Please list all lines of the material below in which the string "votre" occurs.
[START OF Listed records]
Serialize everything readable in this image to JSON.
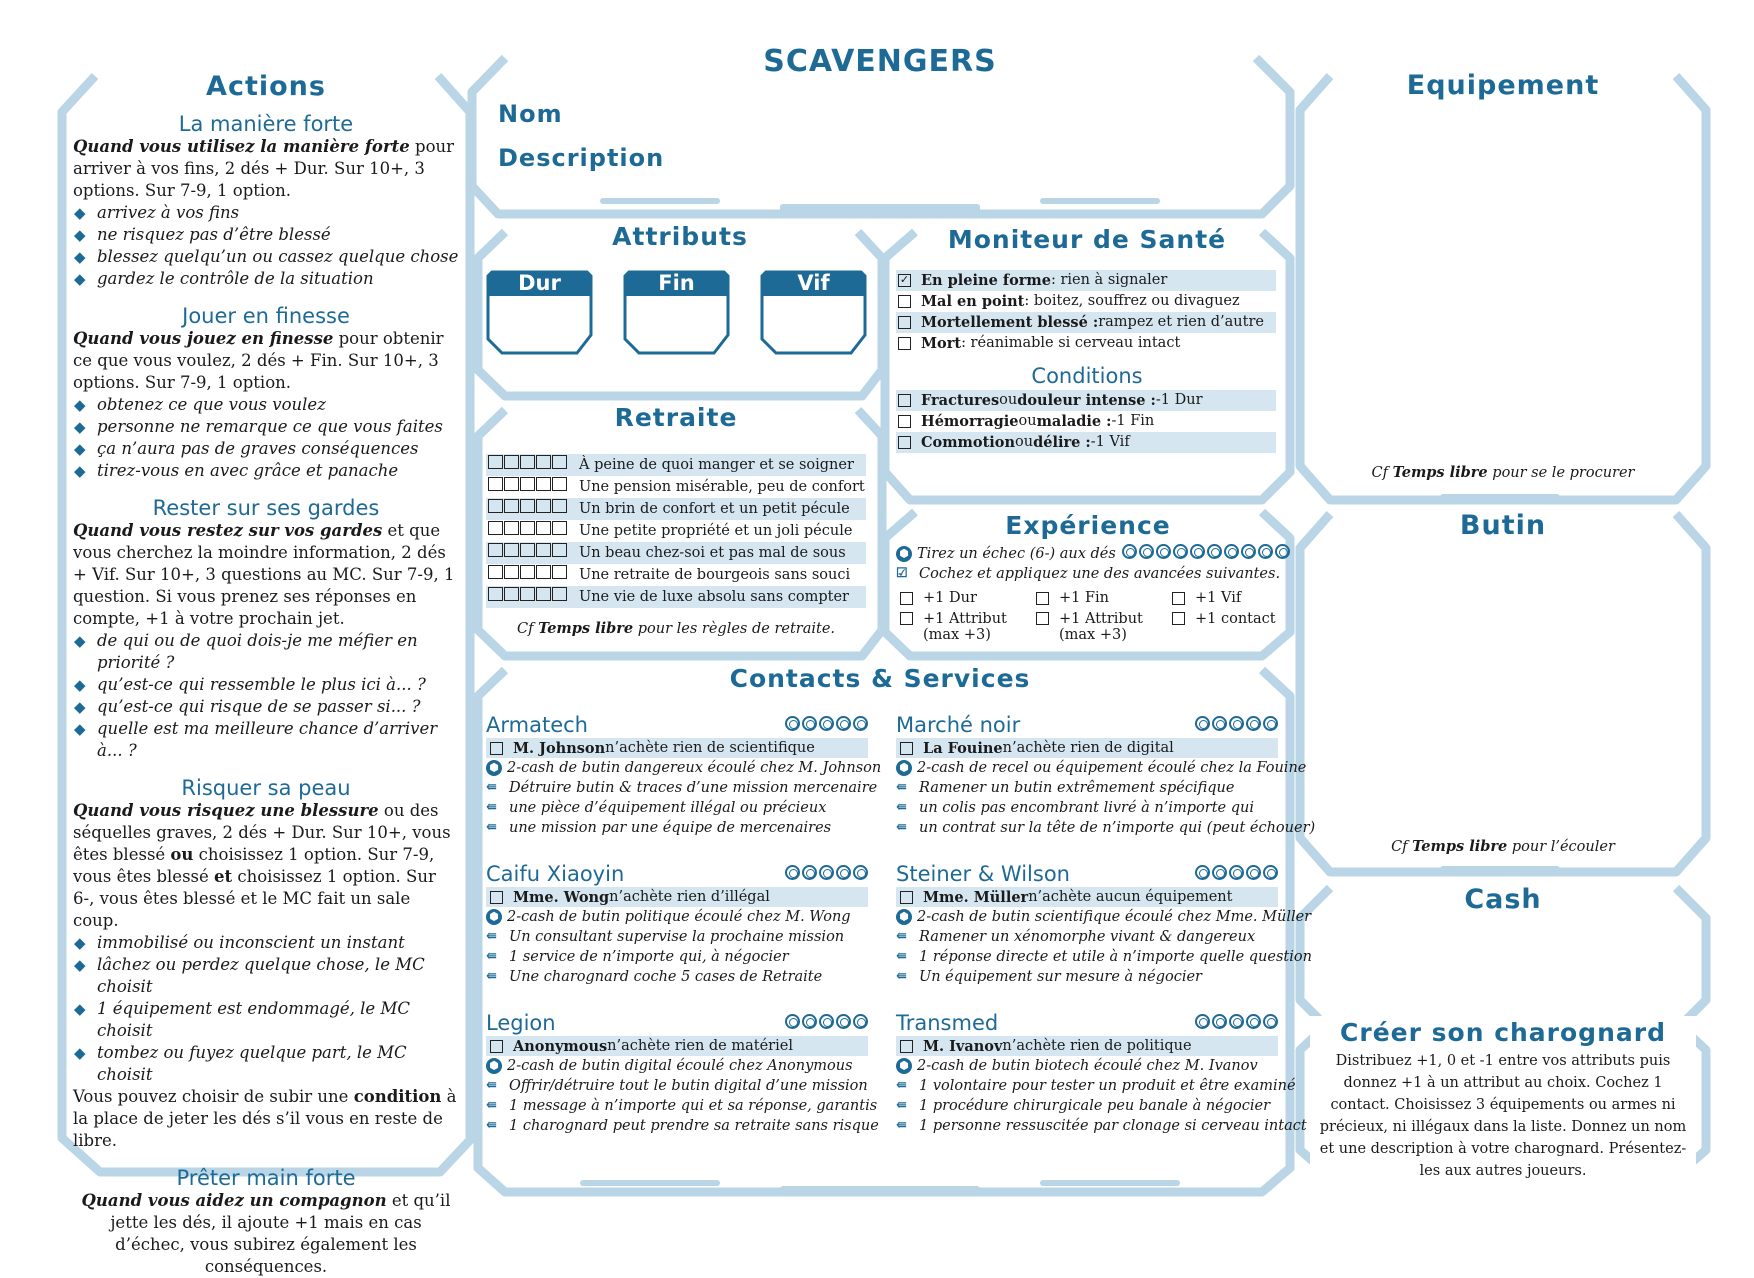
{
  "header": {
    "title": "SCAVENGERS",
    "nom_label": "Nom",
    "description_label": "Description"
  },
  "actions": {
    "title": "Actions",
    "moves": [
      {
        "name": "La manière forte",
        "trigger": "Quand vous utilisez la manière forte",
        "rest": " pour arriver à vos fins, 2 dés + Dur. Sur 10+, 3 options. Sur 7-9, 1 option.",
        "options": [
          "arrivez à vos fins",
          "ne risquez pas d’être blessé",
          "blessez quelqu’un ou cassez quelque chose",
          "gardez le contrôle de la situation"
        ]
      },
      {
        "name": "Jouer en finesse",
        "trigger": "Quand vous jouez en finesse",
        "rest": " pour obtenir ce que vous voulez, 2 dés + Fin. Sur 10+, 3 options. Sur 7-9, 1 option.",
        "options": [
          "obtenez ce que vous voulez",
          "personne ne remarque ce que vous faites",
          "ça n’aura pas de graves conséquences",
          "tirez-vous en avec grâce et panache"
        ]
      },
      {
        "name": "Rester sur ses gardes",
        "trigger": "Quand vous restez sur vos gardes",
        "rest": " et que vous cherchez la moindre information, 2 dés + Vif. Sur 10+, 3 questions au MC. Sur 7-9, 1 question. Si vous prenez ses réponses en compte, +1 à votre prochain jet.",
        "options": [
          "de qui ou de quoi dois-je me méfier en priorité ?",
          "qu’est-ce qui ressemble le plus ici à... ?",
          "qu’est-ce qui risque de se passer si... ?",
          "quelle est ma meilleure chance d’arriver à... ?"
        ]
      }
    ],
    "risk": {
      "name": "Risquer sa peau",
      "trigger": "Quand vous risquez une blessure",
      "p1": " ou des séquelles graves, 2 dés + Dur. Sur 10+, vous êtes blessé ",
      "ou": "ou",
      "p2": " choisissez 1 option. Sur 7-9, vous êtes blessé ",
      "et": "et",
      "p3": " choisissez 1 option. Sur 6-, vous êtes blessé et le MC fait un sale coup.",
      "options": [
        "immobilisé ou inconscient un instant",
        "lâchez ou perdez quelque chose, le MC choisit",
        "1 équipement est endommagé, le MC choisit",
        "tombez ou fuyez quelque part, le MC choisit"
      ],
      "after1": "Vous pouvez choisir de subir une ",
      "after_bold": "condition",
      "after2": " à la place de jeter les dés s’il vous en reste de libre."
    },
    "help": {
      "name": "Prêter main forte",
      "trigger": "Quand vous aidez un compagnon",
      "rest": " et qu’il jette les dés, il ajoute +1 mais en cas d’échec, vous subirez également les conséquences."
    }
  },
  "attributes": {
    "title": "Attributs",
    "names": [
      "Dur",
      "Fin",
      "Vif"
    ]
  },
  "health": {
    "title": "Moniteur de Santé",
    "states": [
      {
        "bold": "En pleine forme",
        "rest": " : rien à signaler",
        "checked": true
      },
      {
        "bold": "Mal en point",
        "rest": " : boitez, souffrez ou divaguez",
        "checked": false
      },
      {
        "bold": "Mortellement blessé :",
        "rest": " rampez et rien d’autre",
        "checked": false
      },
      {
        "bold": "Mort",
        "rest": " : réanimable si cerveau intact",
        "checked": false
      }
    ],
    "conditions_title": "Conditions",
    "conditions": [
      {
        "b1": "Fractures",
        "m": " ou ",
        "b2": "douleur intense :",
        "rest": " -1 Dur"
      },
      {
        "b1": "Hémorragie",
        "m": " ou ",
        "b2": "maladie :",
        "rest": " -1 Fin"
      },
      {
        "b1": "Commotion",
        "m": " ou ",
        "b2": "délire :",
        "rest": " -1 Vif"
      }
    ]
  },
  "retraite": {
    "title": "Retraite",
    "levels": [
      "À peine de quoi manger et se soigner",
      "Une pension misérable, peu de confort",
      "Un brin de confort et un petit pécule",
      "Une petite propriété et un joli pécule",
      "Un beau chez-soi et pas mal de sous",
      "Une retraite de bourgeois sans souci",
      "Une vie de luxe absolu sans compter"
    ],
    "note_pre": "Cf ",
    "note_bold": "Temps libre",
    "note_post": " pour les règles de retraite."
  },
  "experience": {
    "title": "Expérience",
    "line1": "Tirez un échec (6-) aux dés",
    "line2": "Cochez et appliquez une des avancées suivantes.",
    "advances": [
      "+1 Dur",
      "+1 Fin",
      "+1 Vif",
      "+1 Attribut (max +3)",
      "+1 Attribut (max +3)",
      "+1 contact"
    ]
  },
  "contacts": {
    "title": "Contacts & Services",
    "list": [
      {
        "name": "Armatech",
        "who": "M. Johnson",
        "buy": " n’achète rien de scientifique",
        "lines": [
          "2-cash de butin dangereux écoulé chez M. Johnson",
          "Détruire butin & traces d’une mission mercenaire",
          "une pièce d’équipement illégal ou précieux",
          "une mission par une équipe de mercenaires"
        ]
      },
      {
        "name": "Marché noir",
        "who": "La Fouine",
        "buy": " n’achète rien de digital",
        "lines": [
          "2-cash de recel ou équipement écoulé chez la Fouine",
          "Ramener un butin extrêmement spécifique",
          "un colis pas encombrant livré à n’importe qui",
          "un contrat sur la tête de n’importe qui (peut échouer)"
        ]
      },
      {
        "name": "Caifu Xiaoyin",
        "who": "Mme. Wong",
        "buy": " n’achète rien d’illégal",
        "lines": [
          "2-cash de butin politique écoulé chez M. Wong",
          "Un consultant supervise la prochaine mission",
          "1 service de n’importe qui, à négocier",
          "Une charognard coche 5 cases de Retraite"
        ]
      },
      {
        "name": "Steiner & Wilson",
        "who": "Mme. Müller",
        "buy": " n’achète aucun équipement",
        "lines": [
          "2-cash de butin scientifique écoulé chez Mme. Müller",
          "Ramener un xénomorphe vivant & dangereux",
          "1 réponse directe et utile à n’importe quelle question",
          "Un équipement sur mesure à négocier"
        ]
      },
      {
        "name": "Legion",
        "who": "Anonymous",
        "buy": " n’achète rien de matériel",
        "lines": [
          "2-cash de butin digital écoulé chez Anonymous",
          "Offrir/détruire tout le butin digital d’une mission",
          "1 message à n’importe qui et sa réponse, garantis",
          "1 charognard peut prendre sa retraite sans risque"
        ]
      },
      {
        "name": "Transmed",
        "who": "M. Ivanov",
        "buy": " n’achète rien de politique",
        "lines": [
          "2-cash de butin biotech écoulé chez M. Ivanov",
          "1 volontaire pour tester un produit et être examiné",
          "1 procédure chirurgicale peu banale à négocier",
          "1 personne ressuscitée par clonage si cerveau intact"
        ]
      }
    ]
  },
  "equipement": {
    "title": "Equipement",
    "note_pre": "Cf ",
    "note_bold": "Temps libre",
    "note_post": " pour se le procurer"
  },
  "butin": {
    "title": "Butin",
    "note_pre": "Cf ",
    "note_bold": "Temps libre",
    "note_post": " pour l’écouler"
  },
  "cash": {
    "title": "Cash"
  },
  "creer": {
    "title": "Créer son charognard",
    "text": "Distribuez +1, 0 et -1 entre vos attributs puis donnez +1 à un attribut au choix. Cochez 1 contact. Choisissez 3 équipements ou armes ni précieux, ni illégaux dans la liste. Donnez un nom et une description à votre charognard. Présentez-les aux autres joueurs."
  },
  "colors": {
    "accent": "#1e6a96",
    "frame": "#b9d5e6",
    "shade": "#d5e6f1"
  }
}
[END OF Listed records]
[START OF Listed records]
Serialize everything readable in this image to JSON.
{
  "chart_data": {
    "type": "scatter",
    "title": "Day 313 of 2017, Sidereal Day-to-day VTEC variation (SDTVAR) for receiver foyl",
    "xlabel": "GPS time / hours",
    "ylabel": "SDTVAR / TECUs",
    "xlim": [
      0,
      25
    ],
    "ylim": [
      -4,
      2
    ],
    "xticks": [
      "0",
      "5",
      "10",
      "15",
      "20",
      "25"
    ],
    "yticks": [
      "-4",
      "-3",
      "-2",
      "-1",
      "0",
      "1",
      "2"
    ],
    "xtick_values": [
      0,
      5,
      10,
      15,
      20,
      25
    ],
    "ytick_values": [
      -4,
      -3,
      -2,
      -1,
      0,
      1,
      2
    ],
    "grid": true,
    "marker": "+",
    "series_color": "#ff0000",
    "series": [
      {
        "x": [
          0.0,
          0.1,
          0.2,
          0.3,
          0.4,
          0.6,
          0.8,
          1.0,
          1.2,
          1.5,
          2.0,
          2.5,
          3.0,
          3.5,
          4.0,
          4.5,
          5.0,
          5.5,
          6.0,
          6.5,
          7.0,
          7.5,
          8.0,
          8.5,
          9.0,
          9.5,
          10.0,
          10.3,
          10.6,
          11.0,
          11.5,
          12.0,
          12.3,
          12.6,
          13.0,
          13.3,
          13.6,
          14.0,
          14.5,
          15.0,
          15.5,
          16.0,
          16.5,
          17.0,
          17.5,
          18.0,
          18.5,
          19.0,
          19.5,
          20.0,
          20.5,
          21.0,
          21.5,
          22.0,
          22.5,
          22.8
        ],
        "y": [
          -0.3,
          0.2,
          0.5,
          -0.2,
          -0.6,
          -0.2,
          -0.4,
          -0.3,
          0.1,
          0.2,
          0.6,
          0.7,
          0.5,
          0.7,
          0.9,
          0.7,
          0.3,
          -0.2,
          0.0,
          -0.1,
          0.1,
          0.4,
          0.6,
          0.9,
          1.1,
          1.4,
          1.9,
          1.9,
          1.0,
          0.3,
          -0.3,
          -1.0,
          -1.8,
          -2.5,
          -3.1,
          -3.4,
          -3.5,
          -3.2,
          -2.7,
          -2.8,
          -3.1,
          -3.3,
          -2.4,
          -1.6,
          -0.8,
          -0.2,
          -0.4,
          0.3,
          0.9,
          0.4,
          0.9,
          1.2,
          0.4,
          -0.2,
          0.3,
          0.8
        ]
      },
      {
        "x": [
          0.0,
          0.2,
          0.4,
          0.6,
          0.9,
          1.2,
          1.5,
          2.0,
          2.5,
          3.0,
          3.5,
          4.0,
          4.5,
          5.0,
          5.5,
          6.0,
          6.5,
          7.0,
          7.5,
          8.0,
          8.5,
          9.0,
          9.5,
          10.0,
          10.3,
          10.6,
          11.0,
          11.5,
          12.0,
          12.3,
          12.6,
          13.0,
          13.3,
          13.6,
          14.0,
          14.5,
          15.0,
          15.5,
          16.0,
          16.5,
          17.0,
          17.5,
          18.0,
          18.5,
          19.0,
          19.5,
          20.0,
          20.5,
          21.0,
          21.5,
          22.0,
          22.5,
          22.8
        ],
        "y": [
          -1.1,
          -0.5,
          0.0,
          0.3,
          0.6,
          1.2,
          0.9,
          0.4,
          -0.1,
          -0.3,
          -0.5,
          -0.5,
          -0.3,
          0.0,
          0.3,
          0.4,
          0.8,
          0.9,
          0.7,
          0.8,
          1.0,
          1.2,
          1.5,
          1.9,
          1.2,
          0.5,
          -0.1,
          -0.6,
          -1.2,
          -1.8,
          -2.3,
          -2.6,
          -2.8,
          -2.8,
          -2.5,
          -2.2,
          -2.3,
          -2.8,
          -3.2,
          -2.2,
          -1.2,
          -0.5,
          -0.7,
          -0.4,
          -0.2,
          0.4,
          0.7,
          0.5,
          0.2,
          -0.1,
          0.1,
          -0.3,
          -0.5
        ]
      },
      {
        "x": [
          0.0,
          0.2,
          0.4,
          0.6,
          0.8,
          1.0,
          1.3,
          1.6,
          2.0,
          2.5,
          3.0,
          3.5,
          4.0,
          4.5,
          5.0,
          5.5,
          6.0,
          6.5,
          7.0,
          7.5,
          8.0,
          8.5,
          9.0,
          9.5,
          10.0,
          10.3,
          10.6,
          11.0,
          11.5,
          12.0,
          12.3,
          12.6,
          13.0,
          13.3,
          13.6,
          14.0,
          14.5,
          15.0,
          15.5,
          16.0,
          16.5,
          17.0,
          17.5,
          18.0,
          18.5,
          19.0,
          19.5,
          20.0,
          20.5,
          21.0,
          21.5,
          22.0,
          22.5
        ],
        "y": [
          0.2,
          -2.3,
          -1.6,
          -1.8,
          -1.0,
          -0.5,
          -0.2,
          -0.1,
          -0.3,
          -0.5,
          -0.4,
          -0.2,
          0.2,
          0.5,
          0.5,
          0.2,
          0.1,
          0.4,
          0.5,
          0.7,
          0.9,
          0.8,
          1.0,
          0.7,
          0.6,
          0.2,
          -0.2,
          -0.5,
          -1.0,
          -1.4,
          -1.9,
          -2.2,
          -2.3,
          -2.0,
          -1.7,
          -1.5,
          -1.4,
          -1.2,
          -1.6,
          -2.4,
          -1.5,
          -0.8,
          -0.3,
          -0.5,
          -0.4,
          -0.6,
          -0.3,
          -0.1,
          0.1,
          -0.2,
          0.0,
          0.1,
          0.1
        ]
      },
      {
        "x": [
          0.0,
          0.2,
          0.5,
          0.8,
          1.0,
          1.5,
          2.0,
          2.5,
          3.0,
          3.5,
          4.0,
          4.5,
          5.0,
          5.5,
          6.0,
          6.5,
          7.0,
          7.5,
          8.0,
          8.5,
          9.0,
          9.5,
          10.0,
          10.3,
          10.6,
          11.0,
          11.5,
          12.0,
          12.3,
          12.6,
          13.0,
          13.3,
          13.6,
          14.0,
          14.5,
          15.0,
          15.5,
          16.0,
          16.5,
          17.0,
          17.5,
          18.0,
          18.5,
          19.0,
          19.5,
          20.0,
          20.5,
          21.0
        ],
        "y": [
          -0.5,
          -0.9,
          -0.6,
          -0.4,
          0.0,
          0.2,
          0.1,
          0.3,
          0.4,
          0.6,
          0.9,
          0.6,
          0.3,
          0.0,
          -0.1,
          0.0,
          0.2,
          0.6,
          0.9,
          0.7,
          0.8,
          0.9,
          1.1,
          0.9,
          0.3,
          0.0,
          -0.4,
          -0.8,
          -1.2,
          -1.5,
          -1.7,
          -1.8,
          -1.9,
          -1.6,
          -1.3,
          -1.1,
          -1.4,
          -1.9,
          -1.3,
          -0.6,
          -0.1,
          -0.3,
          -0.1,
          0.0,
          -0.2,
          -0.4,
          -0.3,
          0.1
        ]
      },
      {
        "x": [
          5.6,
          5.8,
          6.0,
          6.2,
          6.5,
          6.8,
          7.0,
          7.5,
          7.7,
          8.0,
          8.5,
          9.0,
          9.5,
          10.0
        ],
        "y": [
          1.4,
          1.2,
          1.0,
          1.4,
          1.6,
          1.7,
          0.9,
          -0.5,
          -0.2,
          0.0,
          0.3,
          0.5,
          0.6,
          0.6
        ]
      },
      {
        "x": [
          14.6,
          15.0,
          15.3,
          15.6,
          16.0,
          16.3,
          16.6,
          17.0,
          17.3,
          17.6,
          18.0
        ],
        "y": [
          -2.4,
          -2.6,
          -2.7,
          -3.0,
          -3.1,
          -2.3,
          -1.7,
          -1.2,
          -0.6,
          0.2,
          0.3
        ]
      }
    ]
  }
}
[END OF Listed records]
[START OF Listed records]
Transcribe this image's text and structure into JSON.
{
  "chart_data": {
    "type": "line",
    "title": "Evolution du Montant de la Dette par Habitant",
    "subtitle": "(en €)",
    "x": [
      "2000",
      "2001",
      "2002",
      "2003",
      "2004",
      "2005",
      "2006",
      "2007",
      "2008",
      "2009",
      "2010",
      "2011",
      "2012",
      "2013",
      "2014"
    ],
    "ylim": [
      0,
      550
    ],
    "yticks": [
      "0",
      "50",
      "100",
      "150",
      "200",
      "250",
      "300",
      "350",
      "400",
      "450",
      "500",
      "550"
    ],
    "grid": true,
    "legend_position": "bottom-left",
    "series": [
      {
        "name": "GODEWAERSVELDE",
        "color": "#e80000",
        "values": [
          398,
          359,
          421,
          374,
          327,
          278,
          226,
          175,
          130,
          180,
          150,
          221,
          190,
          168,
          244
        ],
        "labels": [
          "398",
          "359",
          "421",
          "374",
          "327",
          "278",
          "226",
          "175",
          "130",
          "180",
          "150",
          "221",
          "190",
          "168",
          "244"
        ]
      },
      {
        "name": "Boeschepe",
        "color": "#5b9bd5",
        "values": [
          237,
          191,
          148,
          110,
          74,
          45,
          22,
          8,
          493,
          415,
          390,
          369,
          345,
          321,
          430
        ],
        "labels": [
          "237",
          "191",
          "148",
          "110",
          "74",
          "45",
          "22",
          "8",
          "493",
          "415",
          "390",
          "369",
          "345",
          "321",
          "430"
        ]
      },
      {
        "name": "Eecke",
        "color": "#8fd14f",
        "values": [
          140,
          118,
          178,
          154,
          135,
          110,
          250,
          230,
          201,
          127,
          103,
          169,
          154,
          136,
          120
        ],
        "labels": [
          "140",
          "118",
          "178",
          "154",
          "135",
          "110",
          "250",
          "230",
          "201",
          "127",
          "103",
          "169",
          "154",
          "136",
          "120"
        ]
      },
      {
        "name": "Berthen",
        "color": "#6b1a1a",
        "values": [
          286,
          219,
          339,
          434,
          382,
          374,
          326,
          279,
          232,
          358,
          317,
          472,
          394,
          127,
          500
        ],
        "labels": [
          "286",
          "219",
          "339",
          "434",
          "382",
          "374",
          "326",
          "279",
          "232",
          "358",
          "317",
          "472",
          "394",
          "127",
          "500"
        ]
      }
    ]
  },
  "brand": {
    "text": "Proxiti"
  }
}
[END OF Listed records]
> **Full solution**:
        "rest": " et que vous cherchez la moindre information, 2 dés + Vif. Sur 10+, 3 questions au MC. Sur 7-9, 1 question. Si vous prenez ses réponses en compte, +1 à votre prochain jet.",
    "text": "Distribuez +1, 0 et -1 entre vos attributs puis donnez +1 à un attribut au choix. Cochez 1 contact. Choisissez 3 équipements ou armes ni précieux, ni illégaux dans la liste. Donnez un nom et une description à votre charognard. Présentez-les aux autres joueurs."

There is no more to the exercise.